Saved entries:
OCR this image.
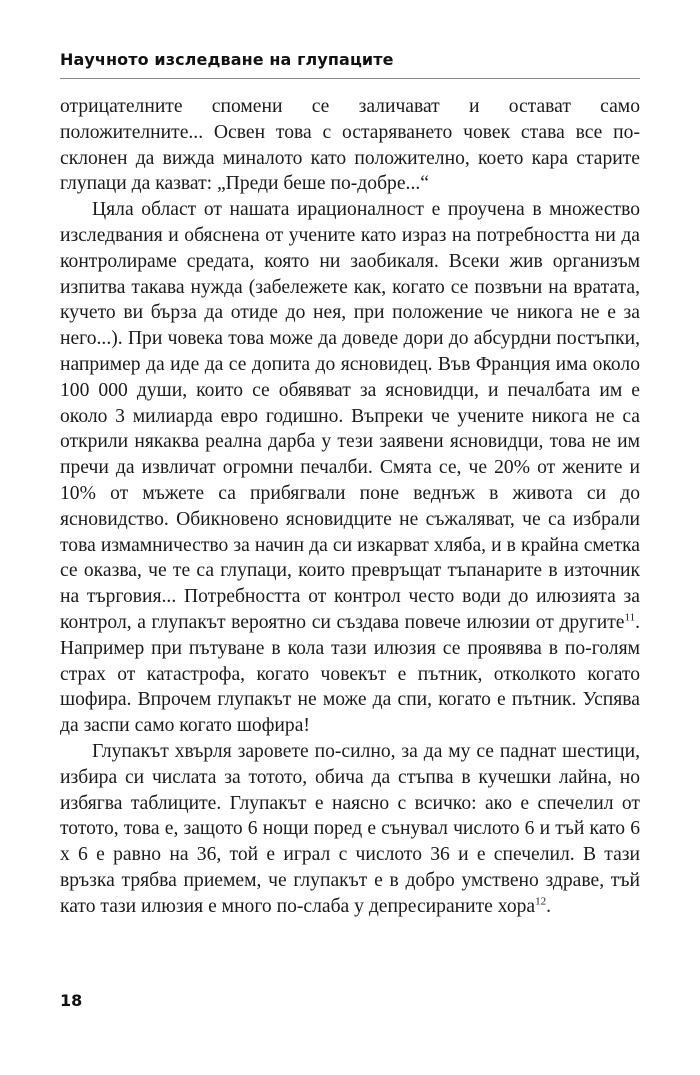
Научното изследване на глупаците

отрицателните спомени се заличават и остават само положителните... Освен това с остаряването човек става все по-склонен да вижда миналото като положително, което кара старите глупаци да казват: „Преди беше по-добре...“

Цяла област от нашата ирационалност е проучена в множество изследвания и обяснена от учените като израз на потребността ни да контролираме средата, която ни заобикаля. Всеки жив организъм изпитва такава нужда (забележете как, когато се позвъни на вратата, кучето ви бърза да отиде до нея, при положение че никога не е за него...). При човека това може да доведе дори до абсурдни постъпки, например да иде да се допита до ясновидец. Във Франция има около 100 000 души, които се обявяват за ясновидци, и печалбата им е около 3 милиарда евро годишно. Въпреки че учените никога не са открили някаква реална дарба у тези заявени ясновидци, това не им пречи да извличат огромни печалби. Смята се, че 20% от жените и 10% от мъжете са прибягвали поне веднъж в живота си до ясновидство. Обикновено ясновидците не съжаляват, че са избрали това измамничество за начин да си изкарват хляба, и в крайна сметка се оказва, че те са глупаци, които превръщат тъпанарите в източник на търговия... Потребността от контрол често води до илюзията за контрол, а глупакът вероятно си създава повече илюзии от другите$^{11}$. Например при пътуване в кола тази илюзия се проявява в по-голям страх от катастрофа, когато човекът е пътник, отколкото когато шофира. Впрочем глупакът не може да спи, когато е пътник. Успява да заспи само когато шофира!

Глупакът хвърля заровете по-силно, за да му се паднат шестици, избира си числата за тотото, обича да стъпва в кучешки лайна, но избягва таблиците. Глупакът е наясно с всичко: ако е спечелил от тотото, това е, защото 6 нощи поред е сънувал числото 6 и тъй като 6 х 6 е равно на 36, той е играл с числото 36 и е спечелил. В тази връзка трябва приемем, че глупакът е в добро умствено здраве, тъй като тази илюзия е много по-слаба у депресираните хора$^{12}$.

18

### [Given task]
Copy every line from the entries that contains the word "само".

### [Output]
отрицателните спомени се заличават и остават само положителните... Освен това с остаряването човек става все по-склонен да вижда миналото като положително, което кара старите глупаци да казват: „Преди беше по-добре...“
Цяла област от нашата ирационалност е проучена в множество изследвания и обяснена от учените като израз на потребността ни да контролираме средата, която ни заобикаля. Всеки жив организъм изпитва такава нужда (забележете как, когато се позвъни на вратата, кучето ви бърза да отиде до нея, при положение че никога не е за него...). При човека това може да доведе дори до абсурдни постъпки, например да иде да се допита до ясновидец. Във Франция има около 100 000 души, които се обявяват за ясновидци, и печалбата им е около 3 милиарда евро годишно. Въпреки че учените никога не са открили някаква реална дарба у тези заявени ясновидци, това не им пречи да извличат огромни печалби. Смята се, че 20% от жените и 10% от мъжете са прибягвали поне веднъж в живота си до ясновидство. Обикновено ясновидците не съжаляват, че са избрали това измамничество за начин да си изкарват хляба, и в крайна сметка се оказва, че те са глупаци, които превръщат тъпанарите в източник на търговия... Потребността от контрол често води до илюзията за контрол, а глупакът вероятно си създава повече илюзии от другите$^{11}$. Например при пътуване в кола тази илюзия се проявява в по-голям страх от катастрофа, когато човекът е пътник, отколкото когато шофира. Впрочем глупакът не може да спи, когато е пътник. Успява да заспи само когато шофира!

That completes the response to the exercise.